▸ **WHAT TO WORK ON**
Retype each record below word for word. Leave the pictures out.

Stored records:
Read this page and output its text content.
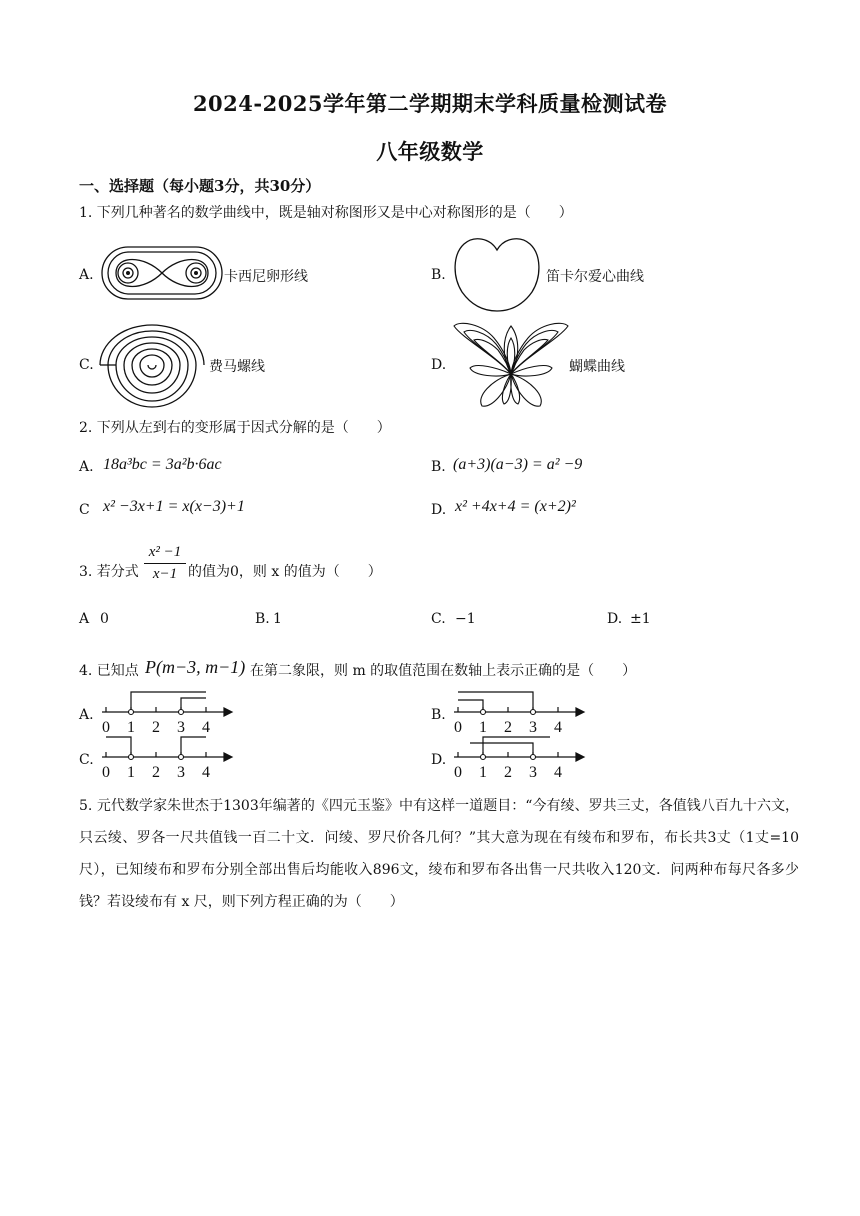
2024-2025学年第二学期期末学科质量检测试卷
八年级数学
一、选择题（每小题3分，共30分）
1. 下列几种著名的数学曲线中，既是轴对称图形又是中心对称图形的是（　　）
A.	卡西尼卵形线	B.	笛卡尔爱心曲线
C.	费马螺线	D.	蝴蝶曲线
2. 下列从左到右的变形属于因式分解的是（　　）
A. 18a³bc = 3a²b·6ac	B. (a+3)(a−3) = a² −9
C x² −3x+1 = x(x−3)+1	D. x² +4x+4 = (x+2)²
3. 若分式 $\frac{\text{x² −1}}{x-1}$ 的值为0，则 x 的值为（　　）
A 0	B. 1	C. −1	D. ±1
4. 已知点 P(m−3, m−1) 在第二象限，则 m 的取值范围在数轴上表示正确的是（　　）
A.
0 1 2 3 4
B.
0 1 2 3 4
C.
0 1 2 3 4
D.
0 1 2 3 4
5. 元代数学家朱世杰于1303年编著的《四元玉鉴》中有这样一道题目：“今有绫、罗共三丈，各值钱八百九十六文，只云绫、罗各一尺共值钱一百二十文．问绫、罗尺价各几何？”其大意为现在有绫布和罗布，布长共3丈（1丈=10尺），已知绫布和罗布分别全部出售后均能收入896文，绫布和罗布各出售一尺共收入120文．问两种布每尺各多少钱？若设绫布有 x 尺，则下列方程正确的为（　　）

▸ **COMPLETED EXERCISE**
Read this page and output its text content.
2024-2025学年第二学期期末学科质量检测试卷
八年级数学
一、选择题（每小题3分，共30分）
1. 下列几种著名的数学曲线中，既是轴对称图形又是中心对称图形的是（　　）
A.	卡西尼卵形线	B.	笛卡尔爱心曲线
C.	费马螺线	D.	蝴蝶曲线
2. 下列从左到右的变形属于因式分解的是（　　）
A. 18a³bc = 3a²b·6ac	B. (a+3)(a−3) = a² −9
C x² −3x+1 = x(x−3)+1	D. x² +4x+4 = (x+2)²
3. 若分式 $\frac{\text{x² −1}}{x-1}$ 的值为0，则 x 的值为（　　）
A 0	B. 1	C. −1	D. ±1
4. 已知点 P(m−3, m−1) 在第二象限，则 m 的取值范围在数轴上表示正确的是（　　）
A.
0 1 2 3 4
B.
0 1 2 3 4
C.
0 1 2 3 4
D.
0 1 2 3 4
5. 元代数学家朱世杰于1303年编著的《四元玉鉴》中有这样一道题目：“今有绫、罗共三丈，各值钱八百九十六文，只云绫、罗各一尺共值钱一百二十文．问绫、罗尺价各几何？”其大意为现在有绫布和罗布，布长共3丈（1丈=10尺），已知绫布和罗布分别全部出售后均能收入896文，绫布和罗布各出售一尺共收入120文．问两种布每尺各多少钱？若设绫布有 x 尺，则下列方程正确的为（　　）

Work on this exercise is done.